Copy each line below in which the word "CLOSE" occurs.

· · · · ·

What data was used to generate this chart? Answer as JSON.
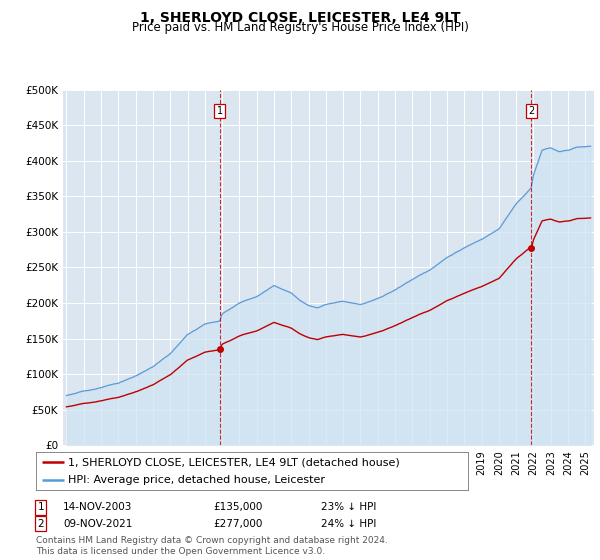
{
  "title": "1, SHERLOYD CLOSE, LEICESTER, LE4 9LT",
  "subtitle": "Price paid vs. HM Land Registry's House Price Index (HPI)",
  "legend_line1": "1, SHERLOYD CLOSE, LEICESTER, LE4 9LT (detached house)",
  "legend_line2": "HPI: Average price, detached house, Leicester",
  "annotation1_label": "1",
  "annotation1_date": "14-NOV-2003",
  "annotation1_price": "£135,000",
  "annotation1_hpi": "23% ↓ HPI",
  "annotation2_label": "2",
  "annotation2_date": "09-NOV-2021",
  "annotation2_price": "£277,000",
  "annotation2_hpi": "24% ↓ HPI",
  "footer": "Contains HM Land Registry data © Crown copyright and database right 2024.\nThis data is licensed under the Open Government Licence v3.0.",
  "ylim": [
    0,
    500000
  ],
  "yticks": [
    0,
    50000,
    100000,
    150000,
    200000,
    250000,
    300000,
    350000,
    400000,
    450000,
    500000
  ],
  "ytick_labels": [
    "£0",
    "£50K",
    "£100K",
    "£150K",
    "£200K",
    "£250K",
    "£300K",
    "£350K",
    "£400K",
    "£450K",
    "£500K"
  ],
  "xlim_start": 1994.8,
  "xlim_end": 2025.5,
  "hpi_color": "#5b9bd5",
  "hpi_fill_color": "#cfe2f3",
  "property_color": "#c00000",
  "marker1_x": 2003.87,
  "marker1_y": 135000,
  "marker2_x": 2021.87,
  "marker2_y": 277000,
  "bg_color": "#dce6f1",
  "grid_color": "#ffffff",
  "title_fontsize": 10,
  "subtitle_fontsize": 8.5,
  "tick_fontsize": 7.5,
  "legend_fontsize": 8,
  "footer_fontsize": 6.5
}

· · · · ·

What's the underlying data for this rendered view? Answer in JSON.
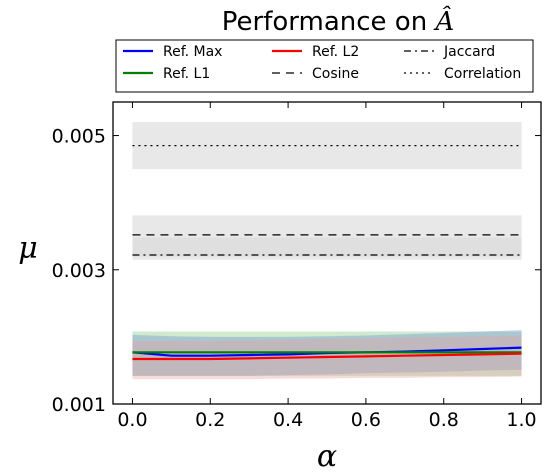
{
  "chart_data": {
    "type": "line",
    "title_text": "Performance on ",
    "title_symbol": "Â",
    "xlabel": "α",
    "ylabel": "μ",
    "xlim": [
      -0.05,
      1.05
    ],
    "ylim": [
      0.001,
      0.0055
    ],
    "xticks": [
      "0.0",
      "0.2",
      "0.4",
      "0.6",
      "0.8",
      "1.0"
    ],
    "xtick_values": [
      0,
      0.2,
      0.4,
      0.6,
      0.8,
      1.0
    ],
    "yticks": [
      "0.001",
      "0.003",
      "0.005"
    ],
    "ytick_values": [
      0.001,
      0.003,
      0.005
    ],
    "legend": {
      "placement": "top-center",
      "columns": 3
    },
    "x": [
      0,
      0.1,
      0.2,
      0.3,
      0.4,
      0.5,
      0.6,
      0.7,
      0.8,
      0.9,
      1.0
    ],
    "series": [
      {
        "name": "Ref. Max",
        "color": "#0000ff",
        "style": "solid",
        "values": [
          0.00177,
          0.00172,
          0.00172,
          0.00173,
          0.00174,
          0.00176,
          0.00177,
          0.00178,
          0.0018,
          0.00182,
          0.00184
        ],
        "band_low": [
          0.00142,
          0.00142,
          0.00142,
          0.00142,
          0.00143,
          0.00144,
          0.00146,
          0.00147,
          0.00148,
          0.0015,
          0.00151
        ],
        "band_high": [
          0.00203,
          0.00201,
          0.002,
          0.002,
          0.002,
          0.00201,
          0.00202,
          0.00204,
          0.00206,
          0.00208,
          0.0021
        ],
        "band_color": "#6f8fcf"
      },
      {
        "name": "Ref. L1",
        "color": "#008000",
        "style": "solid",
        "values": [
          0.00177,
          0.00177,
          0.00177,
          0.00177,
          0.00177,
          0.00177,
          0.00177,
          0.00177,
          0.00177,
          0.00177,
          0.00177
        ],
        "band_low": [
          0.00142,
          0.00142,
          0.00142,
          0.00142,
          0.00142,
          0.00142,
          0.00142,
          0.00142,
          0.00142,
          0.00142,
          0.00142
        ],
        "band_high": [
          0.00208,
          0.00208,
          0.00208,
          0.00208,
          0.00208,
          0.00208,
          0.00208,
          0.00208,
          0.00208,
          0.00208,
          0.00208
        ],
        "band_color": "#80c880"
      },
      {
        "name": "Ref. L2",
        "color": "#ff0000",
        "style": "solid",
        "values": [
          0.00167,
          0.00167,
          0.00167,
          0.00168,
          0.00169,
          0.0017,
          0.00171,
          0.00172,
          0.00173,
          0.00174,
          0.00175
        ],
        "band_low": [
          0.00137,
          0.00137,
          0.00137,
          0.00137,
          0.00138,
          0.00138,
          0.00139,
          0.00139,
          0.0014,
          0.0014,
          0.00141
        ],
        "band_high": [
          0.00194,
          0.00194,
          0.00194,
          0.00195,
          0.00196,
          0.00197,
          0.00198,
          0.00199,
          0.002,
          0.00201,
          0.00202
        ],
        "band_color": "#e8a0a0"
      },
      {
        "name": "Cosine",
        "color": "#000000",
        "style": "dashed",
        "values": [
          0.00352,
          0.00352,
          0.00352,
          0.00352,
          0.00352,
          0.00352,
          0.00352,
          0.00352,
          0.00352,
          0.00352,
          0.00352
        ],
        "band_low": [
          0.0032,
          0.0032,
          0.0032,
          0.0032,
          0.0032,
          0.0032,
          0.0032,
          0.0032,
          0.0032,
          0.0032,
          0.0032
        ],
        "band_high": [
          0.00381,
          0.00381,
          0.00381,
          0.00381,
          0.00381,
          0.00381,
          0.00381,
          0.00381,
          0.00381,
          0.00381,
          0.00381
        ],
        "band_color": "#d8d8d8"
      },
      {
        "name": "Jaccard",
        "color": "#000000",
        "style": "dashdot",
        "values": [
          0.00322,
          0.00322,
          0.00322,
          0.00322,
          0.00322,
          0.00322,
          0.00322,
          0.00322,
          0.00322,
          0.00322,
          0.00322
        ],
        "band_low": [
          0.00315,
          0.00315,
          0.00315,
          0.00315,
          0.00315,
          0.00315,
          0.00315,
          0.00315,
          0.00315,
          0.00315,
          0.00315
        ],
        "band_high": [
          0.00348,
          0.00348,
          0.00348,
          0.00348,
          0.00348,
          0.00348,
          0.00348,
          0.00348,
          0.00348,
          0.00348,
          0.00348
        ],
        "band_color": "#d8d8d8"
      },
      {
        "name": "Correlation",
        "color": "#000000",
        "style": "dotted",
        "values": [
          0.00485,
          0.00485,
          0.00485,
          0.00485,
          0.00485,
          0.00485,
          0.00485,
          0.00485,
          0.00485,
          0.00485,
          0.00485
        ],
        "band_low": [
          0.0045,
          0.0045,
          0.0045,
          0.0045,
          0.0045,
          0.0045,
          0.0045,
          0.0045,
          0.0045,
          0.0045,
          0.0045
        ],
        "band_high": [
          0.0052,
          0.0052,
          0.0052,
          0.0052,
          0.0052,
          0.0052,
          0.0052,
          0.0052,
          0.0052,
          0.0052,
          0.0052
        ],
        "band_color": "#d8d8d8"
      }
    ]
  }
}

· · · · ·

> EXERCISE RESULT
  "title": "1, SHERLOYD CLOSE, LEICESTER, LE4 9LT",
  "legend_line1": "1, SHERLOYD CLOSE, LEICESTER, LE4 9LT (detached house)",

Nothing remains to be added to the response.